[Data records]
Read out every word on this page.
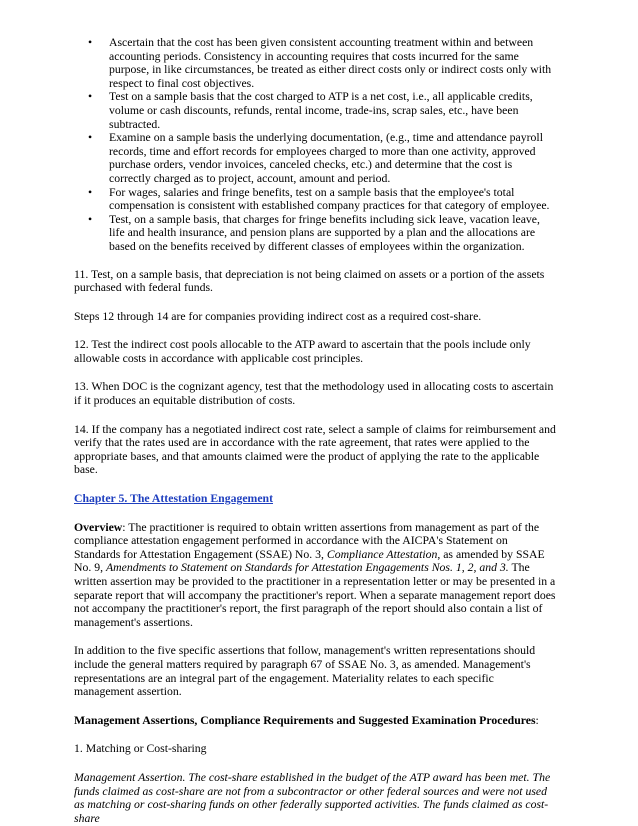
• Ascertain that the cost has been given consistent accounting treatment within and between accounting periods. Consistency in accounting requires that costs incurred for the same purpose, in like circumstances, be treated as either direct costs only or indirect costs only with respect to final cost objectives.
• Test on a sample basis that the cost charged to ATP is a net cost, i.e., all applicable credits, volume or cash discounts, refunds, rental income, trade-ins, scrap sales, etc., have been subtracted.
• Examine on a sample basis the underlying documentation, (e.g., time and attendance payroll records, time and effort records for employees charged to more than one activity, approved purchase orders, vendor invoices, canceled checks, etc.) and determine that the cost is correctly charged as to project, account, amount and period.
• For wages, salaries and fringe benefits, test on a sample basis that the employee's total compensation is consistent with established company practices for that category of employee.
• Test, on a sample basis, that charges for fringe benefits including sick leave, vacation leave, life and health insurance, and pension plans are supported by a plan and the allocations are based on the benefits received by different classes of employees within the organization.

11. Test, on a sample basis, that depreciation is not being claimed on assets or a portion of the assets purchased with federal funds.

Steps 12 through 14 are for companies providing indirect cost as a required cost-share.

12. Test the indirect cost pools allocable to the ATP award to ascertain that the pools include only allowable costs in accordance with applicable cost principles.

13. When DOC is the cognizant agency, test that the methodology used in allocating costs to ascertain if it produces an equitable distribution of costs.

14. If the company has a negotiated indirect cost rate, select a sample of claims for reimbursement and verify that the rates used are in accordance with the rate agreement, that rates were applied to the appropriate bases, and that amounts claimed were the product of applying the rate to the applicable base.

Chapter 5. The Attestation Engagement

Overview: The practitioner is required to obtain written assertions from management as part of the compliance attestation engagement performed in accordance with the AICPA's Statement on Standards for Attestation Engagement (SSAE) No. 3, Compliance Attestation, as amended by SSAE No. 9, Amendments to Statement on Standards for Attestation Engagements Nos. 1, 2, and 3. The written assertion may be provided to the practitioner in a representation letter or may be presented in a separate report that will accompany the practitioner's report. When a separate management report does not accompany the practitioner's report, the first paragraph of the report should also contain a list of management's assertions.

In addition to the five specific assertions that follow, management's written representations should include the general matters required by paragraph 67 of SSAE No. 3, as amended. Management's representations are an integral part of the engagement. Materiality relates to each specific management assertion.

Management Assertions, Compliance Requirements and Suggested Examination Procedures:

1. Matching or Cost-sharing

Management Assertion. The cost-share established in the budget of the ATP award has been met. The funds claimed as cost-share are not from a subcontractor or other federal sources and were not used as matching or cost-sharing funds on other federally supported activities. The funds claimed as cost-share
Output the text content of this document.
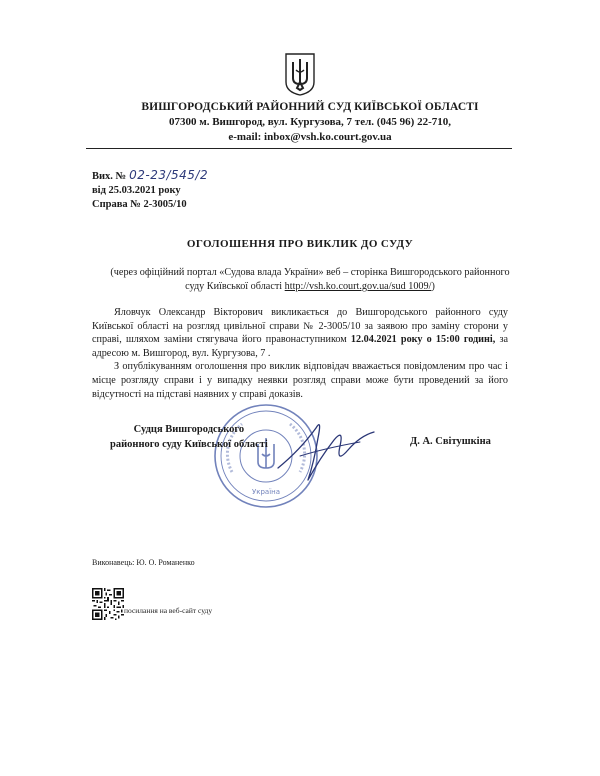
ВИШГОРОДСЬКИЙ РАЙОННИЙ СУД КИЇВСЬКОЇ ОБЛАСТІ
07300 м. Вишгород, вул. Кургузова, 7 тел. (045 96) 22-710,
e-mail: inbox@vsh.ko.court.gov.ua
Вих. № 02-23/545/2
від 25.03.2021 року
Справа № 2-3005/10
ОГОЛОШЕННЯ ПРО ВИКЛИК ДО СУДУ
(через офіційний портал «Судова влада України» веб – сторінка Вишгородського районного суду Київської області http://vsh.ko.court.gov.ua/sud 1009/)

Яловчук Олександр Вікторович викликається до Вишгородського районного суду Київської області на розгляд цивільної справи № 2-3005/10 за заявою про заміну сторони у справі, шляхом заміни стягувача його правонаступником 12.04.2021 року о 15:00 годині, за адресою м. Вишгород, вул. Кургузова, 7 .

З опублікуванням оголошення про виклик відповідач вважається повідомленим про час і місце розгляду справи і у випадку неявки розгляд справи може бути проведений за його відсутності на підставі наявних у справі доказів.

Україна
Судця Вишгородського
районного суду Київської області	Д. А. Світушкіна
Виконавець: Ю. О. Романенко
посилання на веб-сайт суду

...

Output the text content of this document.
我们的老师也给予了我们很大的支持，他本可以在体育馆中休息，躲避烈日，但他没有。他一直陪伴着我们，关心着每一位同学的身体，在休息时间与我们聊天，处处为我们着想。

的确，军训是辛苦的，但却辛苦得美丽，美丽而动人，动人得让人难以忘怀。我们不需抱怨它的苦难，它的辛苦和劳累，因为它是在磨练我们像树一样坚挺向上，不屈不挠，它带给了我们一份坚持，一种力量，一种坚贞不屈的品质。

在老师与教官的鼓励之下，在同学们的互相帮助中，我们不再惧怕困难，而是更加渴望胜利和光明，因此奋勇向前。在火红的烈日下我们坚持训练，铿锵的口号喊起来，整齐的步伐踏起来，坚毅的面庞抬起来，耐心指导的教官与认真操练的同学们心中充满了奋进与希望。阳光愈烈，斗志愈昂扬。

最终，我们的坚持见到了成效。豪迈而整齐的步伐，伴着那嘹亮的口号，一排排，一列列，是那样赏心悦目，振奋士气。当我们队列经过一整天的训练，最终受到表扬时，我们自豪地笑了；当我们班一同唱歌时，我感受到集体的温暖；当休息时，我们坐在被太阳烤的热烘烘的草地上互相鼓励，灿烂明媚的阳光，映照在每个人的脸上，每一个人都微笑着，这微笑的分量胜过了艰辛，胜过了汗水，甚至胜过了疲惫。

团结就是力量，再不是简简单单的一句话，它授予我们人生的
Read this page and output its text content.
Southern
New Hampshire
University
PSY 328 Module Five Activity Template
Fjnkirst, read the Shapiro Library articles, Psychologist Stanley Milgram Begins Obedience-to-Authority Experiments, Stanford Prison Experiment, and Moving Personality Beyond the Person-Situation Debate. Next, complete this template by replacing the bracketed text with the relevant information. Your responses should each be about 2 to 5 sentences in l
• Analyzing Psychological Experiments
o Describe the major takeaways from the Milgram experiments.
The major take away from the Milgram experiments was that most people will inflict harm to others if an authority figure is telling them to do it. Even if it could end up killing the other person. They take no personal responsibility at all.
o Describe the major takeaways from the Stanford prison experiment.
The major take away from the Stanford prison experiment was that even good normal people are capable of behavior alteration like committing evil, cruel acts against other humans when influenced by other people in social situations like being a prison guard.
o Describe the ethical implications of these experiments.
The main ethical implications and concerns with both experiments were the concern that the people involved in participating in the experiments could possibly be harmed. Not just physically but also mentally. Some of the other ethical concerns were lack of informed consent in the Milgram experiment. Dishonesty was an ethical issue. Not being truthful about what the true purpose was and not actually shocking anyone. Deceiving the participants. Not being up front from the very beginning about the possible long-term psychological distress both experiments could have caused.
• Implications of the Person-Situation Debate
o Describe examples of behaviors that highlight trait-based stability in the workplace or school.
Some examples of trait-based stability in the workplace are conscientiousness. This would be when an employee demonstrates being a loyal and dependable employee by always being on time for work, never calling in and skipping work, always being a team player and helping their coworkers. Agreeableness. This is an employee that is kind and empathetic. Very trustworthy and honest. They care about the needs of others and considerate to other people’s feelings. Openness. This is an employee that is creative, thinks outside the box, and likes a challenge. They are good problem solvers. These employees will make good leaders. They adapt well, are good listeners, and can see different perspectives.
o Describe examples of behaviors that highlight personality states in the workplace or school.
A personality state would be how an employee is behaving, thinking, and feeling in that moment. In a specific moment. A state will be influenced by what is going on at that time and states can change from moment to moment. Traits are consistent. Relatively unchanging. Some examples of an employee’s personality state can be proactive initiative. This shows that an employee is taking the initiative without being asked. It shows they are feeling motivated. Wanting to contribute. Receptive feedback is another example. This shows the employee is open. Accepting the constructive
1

### Stated goal
Copy each line of the listing that contains the string "Describe".

### Exercise answer
o Describe the major takeaways from the Milgram experiments.
o Describe the major takeaways from the Stanford prison experiment.
o Describe the ethical implications of these experiments.
o Describe examples of behaviors that highlight trait-based stability in the workplace or school.
o Describe examples of behaviors that highlight personality states in the workplace or school.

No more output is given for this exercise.